** start of SOURCE MATERIAL **
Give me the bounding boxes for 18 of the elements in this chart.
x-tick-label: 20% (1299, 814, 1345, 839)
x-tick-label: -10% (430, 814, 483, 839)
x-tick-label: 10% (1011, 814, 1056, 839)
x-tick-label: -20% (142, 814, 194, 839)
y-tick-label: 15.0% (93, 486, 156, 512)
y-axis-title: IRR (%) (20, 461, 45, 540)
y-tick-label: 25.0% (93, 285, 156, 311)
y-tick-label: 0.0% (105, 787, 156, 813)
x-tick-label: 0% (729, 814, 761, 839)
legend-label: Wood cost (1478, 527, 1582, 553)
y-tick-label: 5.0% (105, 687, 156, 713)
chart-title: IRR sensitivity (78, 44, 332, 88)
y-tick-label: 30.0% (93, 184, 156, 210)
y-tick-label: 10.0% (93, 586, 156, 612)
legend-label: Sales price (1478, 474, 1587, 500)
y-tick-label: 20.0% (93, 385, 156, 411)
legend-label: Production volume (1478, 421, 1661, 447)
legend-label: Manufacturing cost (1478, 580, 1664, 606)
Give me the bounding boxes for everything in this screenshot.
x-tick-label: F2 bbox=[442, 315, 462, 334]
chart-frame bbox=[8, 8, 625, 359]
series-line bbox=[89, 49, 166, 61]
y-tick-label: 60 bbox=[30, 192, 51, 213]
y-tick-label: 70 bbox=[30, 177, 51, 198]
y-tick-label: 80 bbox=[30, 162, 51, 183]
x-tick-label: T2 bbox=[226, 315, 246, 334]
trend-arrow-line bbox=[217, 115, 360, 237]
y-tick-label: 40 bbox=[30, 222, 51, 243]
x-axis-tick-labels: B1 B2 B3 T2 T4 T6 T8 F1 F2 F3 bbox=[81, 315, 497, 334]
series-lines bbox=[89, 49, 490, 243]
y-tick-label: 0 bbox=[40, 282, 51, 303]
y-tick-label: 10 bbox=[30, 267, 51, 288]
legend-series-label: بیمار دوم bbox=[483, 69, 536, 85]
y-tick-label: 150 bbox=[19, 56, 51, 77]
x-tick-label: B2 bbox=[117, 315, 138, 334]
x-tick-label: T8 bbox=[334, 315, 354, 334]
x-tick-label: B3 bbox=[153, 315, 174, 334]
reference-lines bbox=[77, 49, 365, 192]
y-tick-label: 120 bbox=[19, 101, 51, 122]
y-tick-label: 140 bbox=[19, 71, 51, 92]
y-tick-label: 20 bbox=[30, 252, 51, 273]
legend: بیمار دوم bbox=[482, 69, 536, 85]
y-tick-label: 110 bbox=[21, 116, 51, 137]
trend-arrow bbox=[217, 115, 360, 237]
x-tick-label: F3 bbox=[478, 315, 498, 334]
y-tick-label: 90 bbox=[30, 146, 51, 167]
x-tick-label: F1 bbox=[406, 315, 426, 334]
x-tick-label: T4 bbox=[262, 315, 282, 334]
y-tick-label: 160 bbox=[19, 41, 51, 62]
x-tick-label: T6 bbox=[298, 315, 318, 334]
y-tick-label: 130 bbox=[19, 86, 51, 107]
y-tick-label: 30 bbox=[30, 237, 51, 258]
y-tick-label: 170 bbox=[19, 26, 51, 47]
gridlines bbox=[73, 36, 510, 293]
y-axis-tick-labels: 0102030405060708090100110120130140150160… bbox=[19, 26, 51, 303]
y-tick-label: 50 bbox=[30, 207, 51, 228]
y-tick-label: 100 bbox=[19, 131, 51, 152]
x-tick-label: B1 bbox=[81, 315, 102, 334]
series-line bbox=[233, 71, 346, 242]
** end of SOURCE MATERIAL **
▸ THE TASK:
Please reproduce the listing above word for word, keeping every line in its original order.

▸ FULL ANSWER:
Give me the bounding boxes for 18 of the elements in this chart.
x-tick-label: 20% (1299, 814, 1345, 839)
x-tick-label: -10% (430, 814, 483, 839)
x-tick-label: 10% (1011, 814, 1056, 839)
x-tick-label: -20% (142, 814, 194, 839)
y-tick-label: 15.0% (93, 486, 156, 512)
y-axis-title: IRR (%) (20, 461, 45, 540)
y-tick-label: 25.0% (93, 285, 156, 311)
y-tick-label: 0.0% (105, 787, 156, 813)
x-tick-label: 0% (729, 814, 761, 839)
legend-label: Wood cost (1478, 527, 1582, 553)
y-tick-label: 5.0% (105, 687, 156, 713)
chart-title: IRR sensitivity (78, 44, 332, 88)
y-tick-label: 30.0% (93, 184, 156, 210)
y-tick-label: 10.0% (93, 586, 156, 612)
legend-label: Sales price (1478, 474, 1587, 500)
y-tick-label: 20.0% (93, 385, 156, 411)
legend-label: Production volume (1478, 421, 1661, 447)
legend-label: Manufacturing cost (1478, 580, 1664, 606)
Give me the bounding boxes for everything in this screenshot.
x-tick-label: F2 bbox=[442, 315, 462, 334]
chart-frame bbox=[8, 8, 625, 359]
series-line bbox=[89, 49, 166, 61]
y-tick-label: 60 bbox=[30, 192, 51, 213]
y-tick-label: 70 bbox=[30, 177, 51, 198]
y-tick-label: 80 bbox=[30, 162, 51, 183]
x-tick-label: T2 bbox=[226, 315, 246, 334]
trend-arrow-line bbox=[217, 115, 360, 237]
y-tick-label: 40 bbox=[30, 222, 51, 243]
x-axis-tick-labels: B1 B2 B3 T2 T4 T6 T8 F1 F2 F3 bbox=[81, 315, 497, 334]
series-lines bbox=[89, 49, 490, 243]
y-tick-label: 0 bbox=[40, 282, 51, 303]
y-tick-label: 10 bbox=[30, 267, 51, 288]
legend-series-label: بیمار دوم bbox=[483, 69, 536, 85]
y-tick-label: 150 bbox=[19, 56, 51, 77]
x-tick-label: B2 bbox=[117, 315, 138, 334]
x-tick-label: T8 bbox=[334, 315, 354, 334]
x-tick-label: B3 bbox=[153, 315, 174, 334]
reference-lines bbox=[77, 49, 365, 192]
y-tick-label: 120 bbox=[19, 101, 51, 122]
y-tick-label: 140 bbox=[19, 71, 51, 92]
y-tick-label: 20 bbox=[30, 252, 51, 273]
legend: بیمار دوم bbox=[482, 69, 536, 85]
y-tick-label: 110 bbox=[21, 116, 51, 137]
trend-arrow bbox=[217, 115, 360, 237]
x-tick-label: F3 bbox=[478, 315, 498, 334]
y-tick-label: 90 bbox=[30, 146, 51, 167]
x-tick-label: F1 bbox=[406, 315, 426, 334]
x-tick-label: T4 bbox=[262, 315, 282, 334]
y-tick-label: 160 bbox=[19, 41, 51, 62]
x-tick-label: T6 bbox=[298, 315, 318, 334]
y-tick-label: 130 bbox=[19, 86, 51, 107]
y-tick-label: 30 bbox=[30, 237, 51, 258]
y-tick-label: 170 bbox=[19, 26, 51, 47]
gridlines bbox=[73, 36, 510, 293]
y-axis-tick-labels: 0102030405060708090100110120130140150160… bbox=[19, 26, 51, 303]
y-tick-label: 50 bbox=[30, 207, 51, 228]
y-tick-label: 100 bbox=[19, 131, 51, 152]
x-tick-label: B1 bbox=[81, 315, 102, 334]
series-line bbox=[233, 71, 346, 242]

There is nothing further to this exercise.